## What the exercise asks
Write out the whole listing exactly as it stands.

==================================================

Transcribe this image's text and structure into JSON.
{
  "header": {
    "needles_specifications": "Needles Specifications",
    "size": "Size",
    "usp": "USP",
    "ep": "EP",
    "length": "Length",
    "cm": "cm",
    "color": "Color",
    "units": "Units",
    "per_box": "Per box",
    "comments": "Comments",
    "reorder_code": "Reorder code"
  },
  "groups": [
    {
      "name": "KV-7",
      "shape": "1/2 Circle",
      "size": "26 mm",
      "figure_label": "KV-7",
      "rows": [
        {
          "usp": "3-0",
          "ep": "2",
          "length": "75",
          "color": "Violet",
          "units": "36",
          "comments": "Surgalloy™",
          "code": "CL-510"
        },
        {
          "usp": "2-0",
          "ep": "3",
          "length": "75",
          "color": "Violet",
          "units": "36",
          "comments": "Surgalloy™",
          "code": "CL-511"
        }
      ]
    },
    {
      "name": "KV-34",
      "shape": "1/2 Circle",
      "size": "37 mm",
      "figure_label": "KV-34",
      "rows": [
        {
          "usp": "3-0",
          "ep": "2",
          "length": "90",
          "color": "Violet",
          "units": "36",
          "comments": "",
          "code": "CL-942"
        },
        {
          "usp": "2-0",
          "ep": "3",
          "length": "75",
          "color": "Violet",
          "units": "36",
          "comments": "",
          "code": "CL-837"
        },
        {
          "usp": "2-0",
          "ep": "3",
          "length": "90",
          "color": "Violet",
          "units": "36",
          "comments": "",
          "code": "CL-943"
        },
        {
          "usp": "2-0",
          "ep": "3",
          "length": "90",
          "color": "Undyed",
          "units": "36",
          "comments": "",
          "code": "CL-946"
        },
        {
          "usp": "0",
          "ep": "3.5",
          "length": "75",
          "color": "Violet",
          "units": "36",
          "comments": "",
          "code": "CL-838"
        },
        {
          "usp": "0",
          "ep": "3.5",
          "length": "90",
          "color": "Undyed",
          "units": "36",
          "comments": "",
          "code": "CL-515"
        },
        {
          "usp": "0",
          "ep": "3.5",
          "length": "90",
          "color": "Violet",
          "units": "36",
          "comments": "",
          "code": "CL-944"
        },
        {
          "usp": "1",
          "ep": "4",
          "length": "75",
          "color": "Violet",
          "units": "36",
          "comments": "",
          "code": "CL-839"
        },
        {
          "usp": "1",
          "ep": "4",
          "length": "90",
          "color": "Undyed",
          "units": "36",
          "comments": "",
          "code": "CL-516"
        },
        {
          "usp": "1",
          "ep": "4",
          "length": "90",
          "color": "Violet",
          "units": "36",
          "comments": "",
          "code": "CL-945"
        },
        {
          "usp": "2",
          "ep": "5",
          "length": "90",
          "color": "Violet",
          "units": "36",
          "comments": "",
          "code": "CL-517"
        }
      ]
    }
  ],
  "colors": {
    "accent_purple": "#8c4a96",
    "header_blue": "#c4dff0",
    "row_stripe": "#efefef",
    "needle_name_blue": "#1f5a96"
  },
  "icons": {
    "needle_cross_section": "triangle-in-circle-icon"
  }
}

==================================================

## Task output
Transcribe this image's text and structure into JSON.
{
  "header": {
    "needles_specifications": "Needles Specifications",
    "size": "Size",
    "usp": "USP",
    "ep": "EP",
    "length": "Length",
    "cm": "cm",
    "color": "Color",
    "units": "Units",
    "per_box": "Per box",
    "comments": "Comments",
    "reorder_code": "Reorder code"
  },
  "groups": [
    {
      "name": "KV-7",
      "shape": "1/2 Circle",
      "size": "26 mm",
      "figure_label": "KV-7",
      "rows": [
        {
          "usp": "3-0",
          "ep": "2",
          "length": "75",
          "color": "Violet",
          "units": "36",
          "comments": "Surgalloy™",
          "code": "CL-510"
        },
        {
          "usp": "2-0",
          "ep": "3",
          "length": "75",
          "color": "Violet",
          "units": "36",
          "comments": "Surgalloy™",
          "code": "CL-511"
        }
      ]
    },
    {
      "name": "KV-34",
      "shape": "1/2 Circle",
      "size": "37 mm",
      "figure_label": "KV-34",
      "rows": [
        {
          "usp": "3-0",
          "ep": "2",
          "length": "90",
          "color": "Violet",
          "units": "36",
          "comments": "",
          "code": "CL-942"
        },
        {
          "usp": "2-0",
          "ep": "3",
          "length": "75",
          "color": "Violet",
          "units": "36",
          "comments": "",
          "code": "CL-837"
        },
        {
          "usp": "2-0",
          "ep": "3",
          "length": "90",
          "color": "Violet",
          "units": "36",
          "comments": "",
          "code": "CL-943"
        },
        {
          "usp": "2-0",
          "ep": "3",
          "length": "90",
          "color": "Undyed",
          "units": "36",
          "comments": "",
          "code": "CL-946"
        },
        {
          "usp": "0",
          "ep": "3.5",
          "length": "75",
          "color": "Violet",
          "units": "36",
          "comments": "",
          "code": "CL-838"
        },
        {
          "usp": "0",
          "ep": "3.5",
          "length": "90",
          "color": "Undyed",
          "units": "36",
          "comments": "",
          "code": "CL-515"
        },
        {
          "usp": "0",
          "ep": "3.5",
          "length": "90",
          "color": "Violet",
          "units": "36",
          "comments": "",
          "code": "CL-944"
        },
        {
          "usp": "1",
          "ep": "4",
          "length": "75",
          "color": "Violet",
          "units": "36",
          "comments": "",
          "code": "CL-839"
        },
        {
          "usp": "1",
          "ep": "4",
          "length": "90",
          "color": "Undyed",
          "units": "36",
          "comments": "",
          "code": "CL-516"
        },
        {
          "usp": "1",
          "ep": "4",
          "length": "90",
          "color": "Violet",
          "units": "36",
          "comments": "",
          "code": "CL-945"
        },
        {
          "usp": "2",
          "ep": "5",
          "length": "90",
          "color": "Violet",
          "units": "36",
          "comments": "",
          "code": "CL-517"
        }
      ]
    }
  ],
  "colors": {
    "accent_purple": "#8c4a96",
    "header_blue": "#c4dff0",
    "row_stripe": "#efefef",
    "needle_name_blue": "#1f5a96"
  },
  "icons": {
    "needle_cross_section": "triangle-in-circle-icon"
  }
}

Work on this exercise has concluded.